● **GIVEN EXERCISE**:
Quote all of the data exactly as given. Skip every picture it contains.

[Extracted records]
━━━━━━━━━━

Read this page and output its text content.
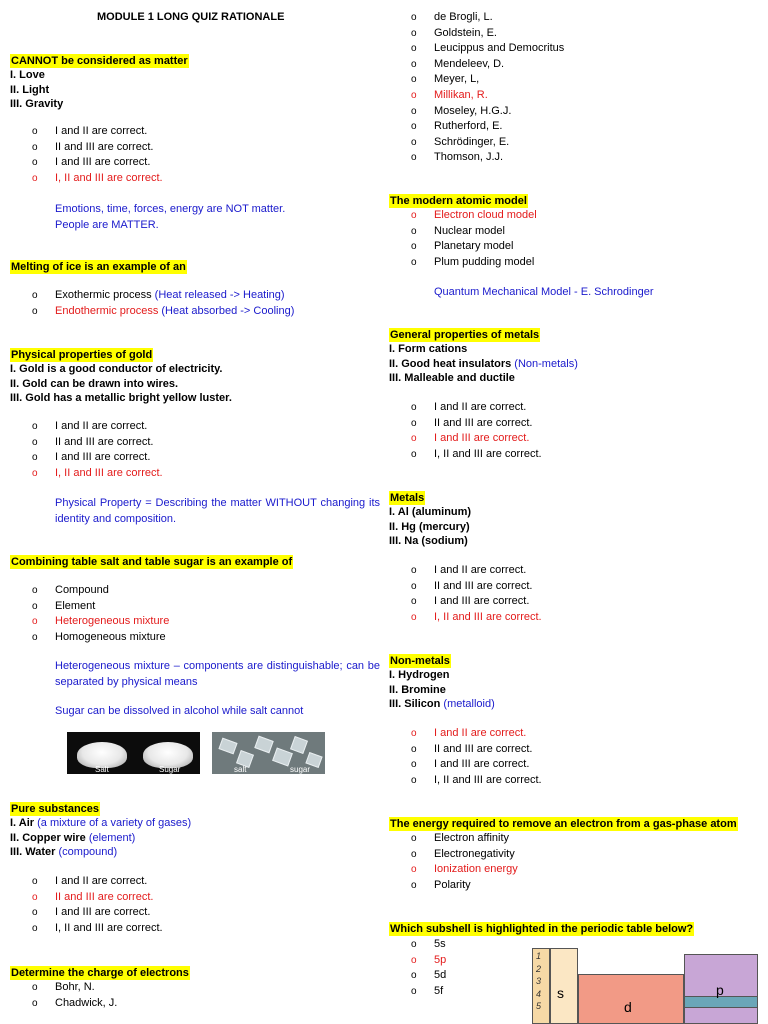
MODULE 1 LONG QUIZ RATIONALE
CANNOT be considered as matter
I. Love
II. Light
III. Gravity
o I and II are correct.
o II and III are correct.
o I and III are correct.
o I, II and III are correct.
Emotions, time, forces, energy are NOT matter.
People are MATTER.
Melting of ice is an example of an
o Exothermic process (Heat released -> Heating)
o Endothermic process (Heat absorbed -> Cooling)
Physical properties of gold
I. Gold is a good conductor of electricity.
II. Gold can be drawn into wires.
III. Gold has a metallic bright yellow luster.
o I and II are correct.
o II and III are correct.
o I and III are correct.
o I, II and III are correct.
Physical Property = Describing the matter WITHOUT changing its identity and composition.
Combining table salt and table sugar is an example of
o Compound
o Element
o Heterogeneous mixture
o Homogeneous mixture
Heterogeneous mixture – components are distinguishable; can be separated by physical means
Sugar can be dissolved in alcohol while salt cannot
Salt	Sugar	salt	sugar
Pure substances
I. Air (a mixture of a variety of gases)
II. Copper wire (element)
III. Water (compound)
o I and II are correct.
o II and III are correct.
o I and III are correct.
o I, II and III are correct.
Determine the charge of electrons
o Bohr, N.
o Chadwick, J.
o de Brogli, L.
o Goldstein, E.
o Leucippus and Democritus
o Mendeleev, D.
o Meyer, L,
o Millikan, R.
o Moseley, H.G.J.
o Rutherford, E.
o Schrödinger, E.
o Thomson, J.J.
The modern atomic model
o Electron cloud model
o Nuclear model
o Planetary model
o Plum pudding model
Quantum Mechanical Model - E. Schrodinger
General properties of metals
I. Form cations
II. Good heat insulators (Non-metals)
III. Malleable and ductile
o I and II are correct.
o II and III are correct.
o I and III are correct.
o I, II and III are correct.
Metals
I. Al (aluminum)
II. Hg (mercury)
III. Na (sodium)
o I and II are correct.
o II and III are correct.
o I and III are correct.
o I, II and III are correct.
Non-metals
I. Hydrogen
II. Bromine
III. Silicon (metalloid)
o I and II are correct.
o II and III are correct.
o I and III are correct.
o I, II and III are correct.
The energy required to remove an electron from a gas-phase atom
o Electron affinity
o Electronegativity
o Ionization energy
o Polarity
Which subshell is highlighted in the periodic table below?
o 5s
o 5p
o 5d
o 5f
1
2
3
4
5
s
d
p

━━━━━━━━━━

● **SOLVED PROBLEM**:
Read this page and output its text content.
MODULE 1 LONG QUIZ RATIONALE
CANNOT be considered as matter
I. Love
II. Light
III. Gravity
o I and II are correct.
o II and III are correct.
o I and III are correct.
o I, II and III are correct.
Emotions, time, forces, energy are NOT matter.
People are MATTER.
Melting of ice is an example of an
o Exothermic process (Heat released -> Heating)
o Endothermic process (Heat absorbed -> Cooling)
Physical properties of gold
I. Gold is a good conductor of electricity.
II. Gold can be drawn into wires.
III. Gold has a metallic bright yellow luster.
o I and II are correct.
o II and III are correct.
o I and III are correct.
o I, II and III are correct.
Physical Property = Describing the matter WITHOUT changing its identity and composition.
Combining table salt and table sugar is an example of
o Compound
o Element
o Heterogeneous mixture
o Homogeneous mixture
Heterogeneous mixture – components are distinguishable; can be separated by physical means
Sugar can be dissolved in alcohol while salt cannot
Salt	Sugar	salt	sugar
Pure substances
I. Air (a mixture of a variety of gases)
II. Copper wire (element)
III. Water (compound)
o I and II are correct.
o II and III are correct.
o I and III are correct.
o I, II and III are correct.
Determine the charge of electrons
o Bohr, N.
o Chadwick, J.
o de Brogli, L.
o Goldstein, E.
o Leucippus and Democritus
o Mendeleev, D.
o Meyer, L,
o Millikan, R.
o Moseley, H.G.J.
o Rutherford, E.
o Schrödinger, E.
o Thomson, J.J.
The modern atomic model
o Electron cloud model
o Nuclear model
o Planetary model
o Plum pudding model
Quantum Mechanical Model - E. Schrodinger
General properties of metals
I. Form cations
II. Good heat insulators (Non-metals)
III. Malleable and ductile
o I and II are correct.
o II and III are correct.
o I and III are correct.
o I, II and III are correct.
Metals
I. Al (aluminum)
II. Hg (mercury)
III. Na (sodium)
o I and II are correct.
o II and III are correct.
o I and III are correct.
o I, II and III are correct.
Non-metals
I. Hydrogen
II. Bromine
III. Silicon (metalloid)
o I and II are correct.
o II and III are correct.
o I and III are correct.
o I, II and III are correct.
The energy required to remove an electron from a gas-phase atom
o Electron affinity
o Electronegativity
o Ionization energy
o Polarity
Which subshell is highlighted in the periodic table below?
o 5s
o 5p
o 5d
o 5f
1
2
3
4
5
s
d
p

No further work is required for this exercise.